◆ Given records:
== == ==

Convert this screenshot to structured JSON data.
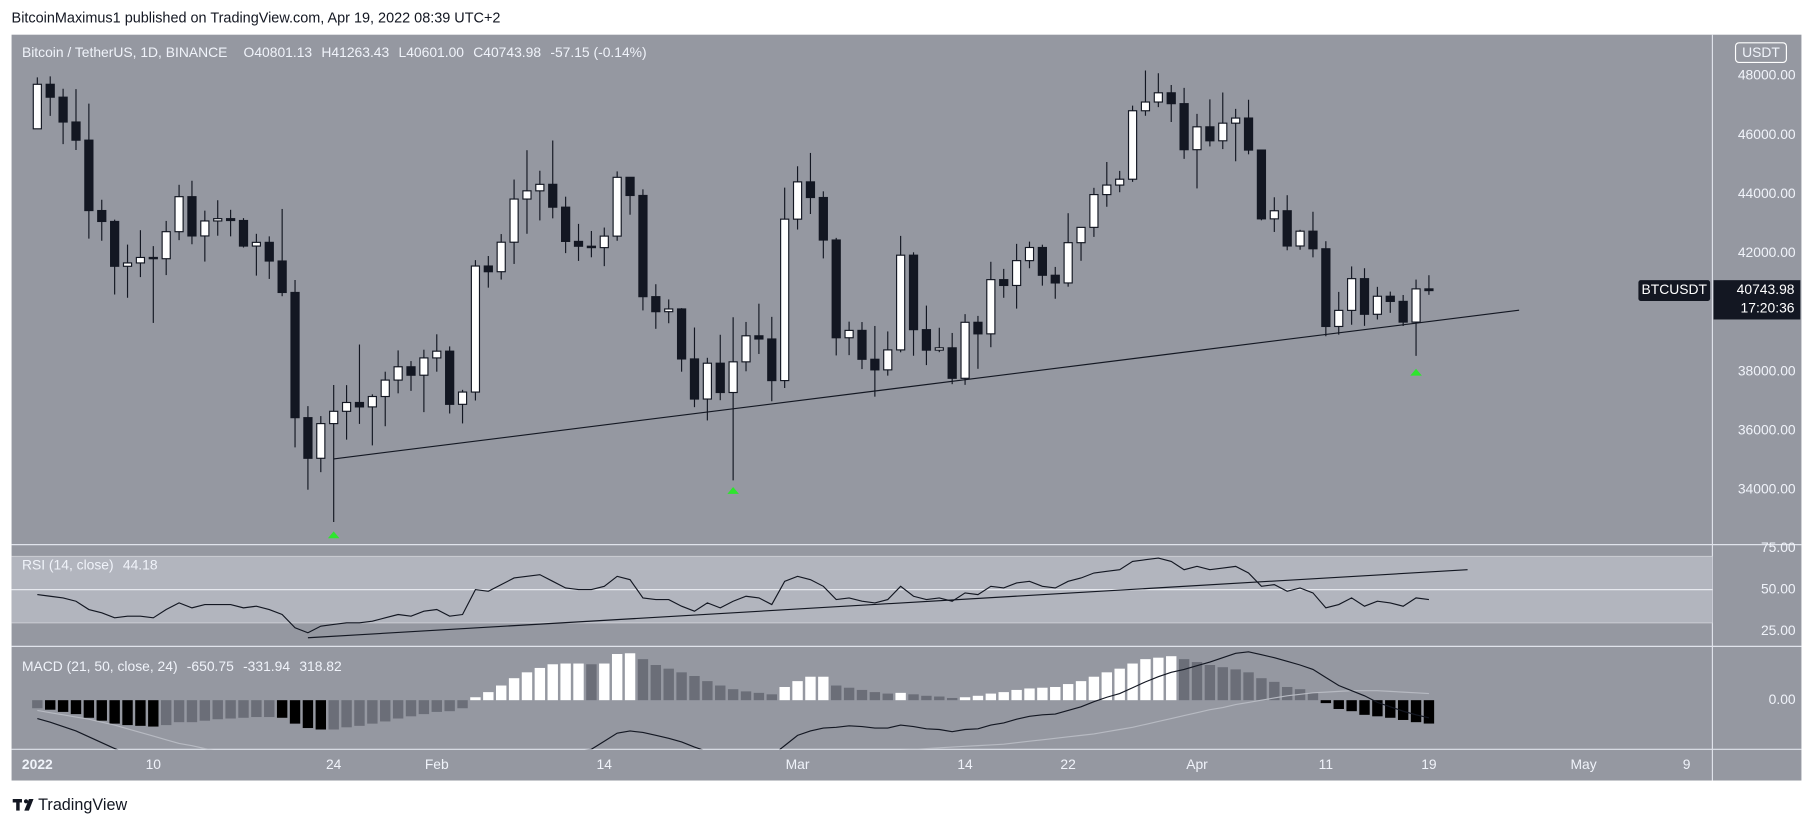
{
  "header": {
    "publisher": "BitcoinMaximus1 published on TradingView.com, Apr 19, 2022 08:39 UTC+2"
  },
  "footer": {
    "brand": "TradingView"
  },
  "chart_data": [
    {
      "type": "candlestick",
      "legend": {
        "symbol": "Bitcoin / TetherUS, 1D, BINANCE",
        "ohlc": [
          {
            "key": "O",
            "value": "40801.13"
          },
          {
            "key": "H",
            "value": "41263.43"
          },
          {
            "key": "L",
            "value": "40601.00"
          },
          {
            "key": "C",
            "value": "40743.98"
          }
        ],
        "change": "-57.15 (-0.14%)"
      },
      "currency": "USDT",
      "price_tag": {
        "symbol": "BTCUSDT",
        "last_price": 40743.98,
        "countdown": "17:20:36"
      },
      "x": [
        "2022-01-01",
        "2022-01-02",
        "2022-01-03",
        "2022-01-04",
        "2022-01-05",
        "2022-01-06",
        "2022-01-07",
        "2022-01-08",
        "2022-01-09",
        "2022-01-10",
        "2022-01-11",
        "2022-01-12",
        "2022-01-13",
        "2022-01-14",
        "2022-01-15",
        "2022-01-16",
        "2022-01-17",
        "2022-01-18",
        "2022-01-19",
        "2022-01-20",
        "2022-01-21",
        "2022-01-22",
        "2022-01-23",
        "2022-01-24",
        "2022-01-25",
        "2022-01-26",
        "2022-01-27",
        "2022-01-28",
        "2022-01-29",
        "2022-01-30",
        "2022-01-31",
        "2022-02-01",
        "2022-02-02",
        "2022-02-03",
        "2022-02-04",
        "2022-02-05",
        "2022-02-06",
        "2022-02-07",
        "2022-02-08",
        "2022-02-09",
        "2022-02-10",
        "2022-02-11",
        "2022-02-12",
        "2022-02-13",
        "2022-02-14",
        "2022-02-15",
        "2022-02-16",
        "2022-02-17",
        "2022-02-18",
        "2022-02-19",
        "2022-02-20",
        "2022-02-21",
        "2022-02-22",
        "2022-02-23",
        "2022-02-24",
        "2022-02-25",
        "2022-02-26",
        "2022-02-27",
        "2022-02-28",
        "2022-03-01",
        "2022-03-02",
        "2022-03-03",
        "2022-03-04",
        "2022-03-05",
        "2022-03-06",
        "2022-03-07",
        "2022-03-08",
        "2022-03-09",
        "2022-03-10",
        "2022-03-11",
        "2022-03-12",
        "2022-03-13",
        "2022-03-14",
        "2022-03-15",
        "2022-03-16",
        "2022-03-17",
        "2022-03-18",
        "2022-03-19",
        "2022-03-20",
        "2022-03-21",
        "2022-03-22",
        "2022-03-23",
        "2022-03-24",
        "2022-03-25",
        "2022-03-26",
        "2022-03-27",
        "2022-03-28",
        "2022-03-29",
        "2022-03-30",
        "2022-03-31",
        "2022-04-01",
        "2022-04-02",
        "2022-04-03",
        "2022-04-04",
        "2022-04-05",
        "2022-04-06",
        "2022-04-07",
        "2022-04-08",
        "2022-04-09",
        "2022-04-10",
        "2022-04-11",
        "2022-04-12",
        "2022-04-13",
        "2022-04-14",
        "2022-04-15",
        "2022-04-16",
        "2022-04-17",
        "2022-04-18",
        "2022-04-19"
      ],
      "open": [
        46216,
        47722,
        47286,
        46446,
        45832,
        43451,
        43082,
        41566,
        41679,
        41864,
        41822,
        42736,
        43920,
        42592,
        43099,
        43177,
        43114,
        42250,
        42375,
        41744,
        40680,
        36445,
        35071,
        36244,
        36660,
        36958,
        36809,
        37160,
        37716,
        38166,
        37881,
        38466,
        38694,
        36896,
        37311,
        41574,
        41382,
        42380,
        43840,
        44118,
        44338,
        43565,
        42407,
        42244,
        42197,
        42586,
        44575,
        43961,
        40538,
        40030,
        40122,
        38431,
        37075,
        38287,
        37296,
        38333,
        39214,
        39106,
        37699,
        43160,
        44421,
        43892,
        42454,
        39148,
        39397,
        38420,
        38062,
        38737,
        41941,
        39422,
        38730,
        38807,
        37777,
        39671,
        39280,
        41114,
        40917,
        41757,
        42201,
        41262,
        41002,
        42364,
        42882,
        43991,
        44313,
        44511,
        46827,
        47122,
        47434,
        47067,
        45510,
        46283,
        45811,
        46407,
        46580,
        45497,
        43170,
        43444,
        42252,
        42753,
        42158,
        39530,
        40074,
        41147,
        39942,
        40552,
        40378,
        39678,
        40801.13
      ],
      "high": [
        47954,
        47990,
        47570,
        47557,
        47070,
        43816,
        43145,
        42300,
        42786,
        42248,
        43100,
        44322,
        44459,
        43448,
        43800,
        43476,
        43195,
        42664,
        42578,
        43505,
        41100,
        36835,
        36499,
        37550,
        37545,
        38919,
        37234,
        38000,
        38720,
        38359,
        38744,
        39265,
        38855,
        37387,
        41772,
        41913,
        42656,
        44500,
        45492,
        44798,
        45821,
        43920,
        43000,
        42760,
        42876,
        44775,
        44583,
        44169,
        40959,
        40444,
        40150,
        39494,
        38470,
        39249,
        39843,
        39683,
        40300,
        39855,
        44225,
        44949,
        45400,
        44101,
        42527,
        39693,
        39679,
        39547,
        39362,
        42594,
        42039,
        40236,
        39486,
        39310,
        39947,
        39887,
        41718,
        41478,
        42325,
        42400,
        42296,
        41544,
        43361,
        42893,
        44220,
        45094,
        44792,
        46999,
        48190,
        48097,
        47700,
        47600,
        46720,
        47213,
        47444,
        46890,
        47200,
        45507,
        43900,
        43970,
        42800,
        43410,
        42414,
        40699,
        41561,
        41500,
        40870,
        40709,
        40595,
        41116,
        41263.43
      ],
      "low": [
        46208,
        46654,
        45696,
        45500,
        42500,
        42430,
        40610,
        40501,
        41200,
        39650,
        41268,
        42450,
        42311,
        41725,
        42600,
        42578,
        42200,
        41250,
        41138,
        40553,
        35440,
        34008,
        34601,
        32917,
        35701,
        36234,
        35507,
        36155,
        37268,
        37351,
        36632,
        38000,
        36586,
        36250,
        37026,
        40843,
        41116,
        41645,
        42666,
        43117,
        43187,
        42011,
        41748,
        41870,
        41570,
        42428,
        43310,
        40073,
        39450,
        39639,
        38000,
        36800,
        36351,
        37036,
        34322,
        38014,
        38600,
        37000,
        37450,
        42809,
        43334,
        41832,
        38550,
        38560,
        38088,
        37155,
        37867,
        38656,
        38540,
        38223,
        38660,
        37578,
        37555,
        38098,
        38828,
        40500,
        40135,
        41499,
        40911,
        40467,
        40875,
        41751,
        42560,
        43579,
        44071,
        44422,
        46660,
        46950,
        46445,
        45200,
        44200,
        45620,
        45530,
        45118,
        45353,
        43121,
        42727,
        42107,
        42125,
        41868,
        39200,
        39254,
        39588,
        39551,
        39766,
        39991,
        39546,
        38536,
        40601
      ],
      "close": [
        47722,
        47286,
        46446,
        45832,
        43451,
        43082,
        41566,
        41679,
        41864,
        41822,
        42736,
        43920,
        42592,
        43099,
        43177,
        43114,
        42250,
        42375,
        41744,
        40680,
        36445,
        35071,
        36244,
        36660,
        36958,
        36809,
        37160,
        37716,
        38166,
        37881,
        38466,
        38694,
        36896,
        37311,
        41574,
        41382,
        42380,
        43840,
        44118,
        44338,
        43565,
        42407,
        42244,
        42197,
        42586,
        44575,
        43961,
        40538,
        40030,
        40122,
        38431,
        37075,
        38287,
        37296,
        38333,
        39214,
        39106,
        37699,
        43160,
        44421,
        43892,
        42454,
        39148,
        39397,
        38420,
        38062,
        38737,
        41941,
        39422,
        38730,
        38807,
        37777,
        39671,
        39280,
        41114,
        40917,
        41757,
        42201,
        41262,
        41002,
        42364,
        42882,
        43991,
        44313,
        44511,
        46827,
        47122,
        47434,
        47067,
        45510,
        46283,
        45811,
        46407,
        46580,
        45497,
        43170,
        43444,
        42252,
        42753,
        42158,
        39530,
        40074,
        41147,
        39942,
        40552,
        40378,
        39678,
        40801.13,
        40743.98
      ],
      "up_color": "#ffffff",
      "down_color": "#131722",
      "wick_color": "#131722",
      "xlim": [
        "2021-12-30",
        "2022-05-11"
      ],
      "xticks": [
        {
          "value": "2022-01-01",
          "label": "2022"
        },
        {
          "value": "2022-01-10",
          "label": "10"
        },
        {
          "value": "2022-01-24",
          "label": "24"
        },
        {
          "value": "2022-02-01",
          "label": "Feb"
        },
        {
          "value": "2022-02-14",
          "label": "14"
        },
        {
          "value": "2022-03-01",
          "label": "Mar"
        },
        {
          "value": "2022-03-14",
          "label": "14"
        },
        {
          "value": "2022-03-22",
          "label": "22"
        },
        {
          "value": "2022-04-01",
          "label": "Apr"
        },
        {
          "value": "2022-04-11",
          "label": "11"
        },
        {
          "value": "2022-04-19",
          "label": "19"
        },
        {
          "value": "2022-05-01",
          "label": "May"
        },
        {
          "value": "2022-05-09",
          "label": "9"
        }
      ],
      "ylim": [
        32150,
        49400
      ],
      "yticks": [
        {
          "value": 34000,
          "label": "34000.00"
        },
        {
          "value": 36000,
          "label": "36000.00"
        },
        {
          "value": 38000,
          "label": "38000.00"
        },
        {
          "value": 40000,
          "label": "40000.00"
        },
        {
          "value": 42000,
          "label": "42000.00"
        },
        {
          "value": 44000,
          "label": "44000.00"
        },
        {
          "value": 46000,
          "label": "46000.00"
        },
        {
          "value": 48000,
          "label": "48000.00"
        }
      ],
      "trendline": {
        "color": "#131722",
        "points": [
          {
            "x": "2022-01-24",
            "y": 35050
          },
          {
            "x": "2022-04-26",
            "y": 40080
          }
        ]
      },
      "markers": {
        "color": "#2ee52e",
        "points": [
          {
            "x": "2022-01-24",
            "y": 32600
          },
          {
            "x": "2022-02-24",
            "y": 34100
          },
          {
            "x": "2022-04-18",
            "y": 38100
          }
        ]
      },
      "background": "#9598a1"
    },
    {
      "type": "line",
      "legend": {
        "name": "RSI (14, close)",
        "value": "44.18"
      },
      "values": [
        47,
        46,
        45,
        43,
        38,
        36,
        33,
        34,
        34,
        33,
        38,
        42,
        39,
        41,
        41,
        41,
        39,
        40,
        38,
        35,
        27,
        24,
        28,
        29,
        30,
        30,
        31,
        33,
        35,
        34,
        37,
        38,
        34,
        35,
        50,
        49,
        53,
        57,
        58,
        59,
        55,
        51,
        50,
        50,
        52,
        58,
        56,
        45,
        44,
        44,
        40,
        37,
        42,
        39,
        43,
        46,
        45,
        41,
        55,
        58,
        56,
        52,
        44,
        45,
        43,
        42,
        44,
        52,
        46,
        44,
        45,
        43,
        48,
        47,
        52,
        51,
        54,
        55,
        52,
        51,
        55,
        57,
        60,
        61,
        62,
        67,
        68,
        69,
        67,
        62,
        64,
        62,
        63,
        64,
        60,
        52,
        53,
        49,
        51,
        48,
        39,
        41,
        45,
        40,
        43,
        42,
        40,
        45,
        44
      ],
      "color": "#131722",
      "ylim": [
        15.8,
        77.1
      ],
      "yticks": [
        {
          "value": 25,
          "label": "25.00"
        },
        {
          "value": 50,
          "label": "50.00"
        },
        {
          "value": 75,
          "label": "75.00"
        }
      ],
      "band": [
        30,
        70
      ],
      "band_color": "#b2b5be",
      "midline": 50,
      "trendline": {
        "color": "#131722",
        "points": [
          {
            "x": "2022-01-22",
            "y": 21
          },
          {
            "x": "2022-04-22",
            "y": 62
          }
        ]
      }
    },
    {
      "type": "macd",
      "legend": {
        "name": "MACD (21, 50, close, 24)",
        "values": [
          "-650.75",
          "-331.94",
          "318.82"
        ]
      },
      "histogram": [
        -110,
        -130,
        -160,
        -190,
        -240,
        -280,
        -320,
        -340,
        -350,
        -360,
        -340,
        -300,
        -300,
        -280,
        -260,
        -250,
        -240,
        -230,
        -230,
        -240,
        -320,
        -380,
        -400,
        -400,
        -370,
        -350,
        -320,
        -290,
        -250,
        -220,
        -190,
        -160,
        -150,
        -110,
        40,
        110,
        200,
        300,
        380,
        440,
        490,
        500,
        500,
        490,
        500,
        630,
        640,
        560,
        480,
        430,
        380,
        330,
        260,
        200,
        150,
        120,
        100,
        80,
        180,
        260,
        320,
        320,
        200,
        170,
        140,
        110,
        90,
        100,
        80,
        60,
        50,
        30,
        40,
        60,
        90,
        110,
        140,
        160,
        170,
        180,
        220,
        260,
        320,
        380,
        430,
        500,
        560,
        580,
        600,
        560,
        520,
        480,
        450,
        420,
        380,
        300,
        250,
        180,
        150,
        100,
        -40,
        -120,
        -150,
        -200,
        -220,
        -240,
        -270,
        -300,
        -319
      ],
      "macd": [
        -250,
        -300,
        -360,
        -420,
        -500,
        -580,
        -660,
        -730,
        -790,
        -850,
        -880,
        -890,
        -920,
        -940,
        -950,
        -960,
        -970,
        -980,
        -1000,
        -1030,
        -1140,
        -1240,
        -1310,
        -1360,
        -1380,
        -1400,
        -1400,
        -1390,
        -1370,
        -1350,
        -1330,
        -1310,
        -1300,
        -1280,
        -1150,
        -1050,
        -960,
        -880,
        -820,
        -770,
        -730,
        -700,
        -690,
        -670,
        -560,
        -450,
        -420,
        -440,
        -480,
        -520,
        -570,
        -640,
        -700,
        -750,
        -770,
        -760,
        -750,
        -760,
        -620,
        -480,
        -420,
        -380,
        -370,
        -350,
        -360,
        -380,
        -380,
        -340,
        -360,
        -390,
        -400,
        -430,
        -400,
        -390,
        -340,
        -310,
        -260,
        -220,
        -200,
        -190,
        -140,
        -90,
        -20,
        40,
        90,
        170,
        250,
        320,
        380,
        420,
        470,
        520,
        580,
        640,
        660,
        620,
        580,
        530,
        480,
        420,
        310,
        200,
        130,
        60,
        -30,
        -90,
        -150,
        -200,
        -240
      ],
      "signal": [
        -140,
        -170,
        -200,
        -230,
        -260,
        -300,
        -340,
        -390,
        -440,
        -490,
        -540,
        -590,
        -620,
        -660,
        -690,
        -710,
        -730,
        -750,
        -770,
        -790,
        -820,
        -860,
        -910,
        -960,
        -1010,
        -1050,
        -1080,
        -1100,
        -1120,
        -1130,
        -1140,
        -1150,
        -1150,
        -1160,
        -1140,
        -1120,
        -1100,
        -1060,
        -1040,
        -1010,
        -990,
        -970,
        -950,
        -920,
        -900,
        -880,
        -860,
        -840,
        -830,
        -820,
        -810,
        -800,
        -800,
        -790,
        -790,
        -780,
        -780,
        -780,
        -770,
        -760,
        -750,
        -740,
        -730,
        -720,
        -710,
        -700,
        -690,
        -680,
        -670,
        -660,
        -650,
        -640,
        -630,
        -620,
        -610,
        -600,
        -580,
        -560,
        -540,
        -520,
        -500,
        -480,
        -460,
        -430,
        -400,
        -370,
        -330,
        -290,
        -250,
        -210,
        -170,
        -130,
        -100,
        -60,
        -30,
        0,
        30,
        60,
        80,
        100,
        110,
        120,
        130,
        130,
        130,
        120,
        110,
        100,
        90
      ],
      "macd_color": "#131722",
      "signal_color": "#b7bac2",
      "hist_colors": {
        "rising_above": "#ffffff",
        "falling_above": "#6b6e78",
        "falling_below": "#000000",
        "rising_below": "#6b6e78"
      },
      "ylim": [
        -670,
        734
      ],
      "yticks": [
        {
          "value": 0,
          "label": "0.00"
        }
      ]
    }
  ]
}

== == ==

Search the lines for the word "name" and report how many contain it, by number only.

2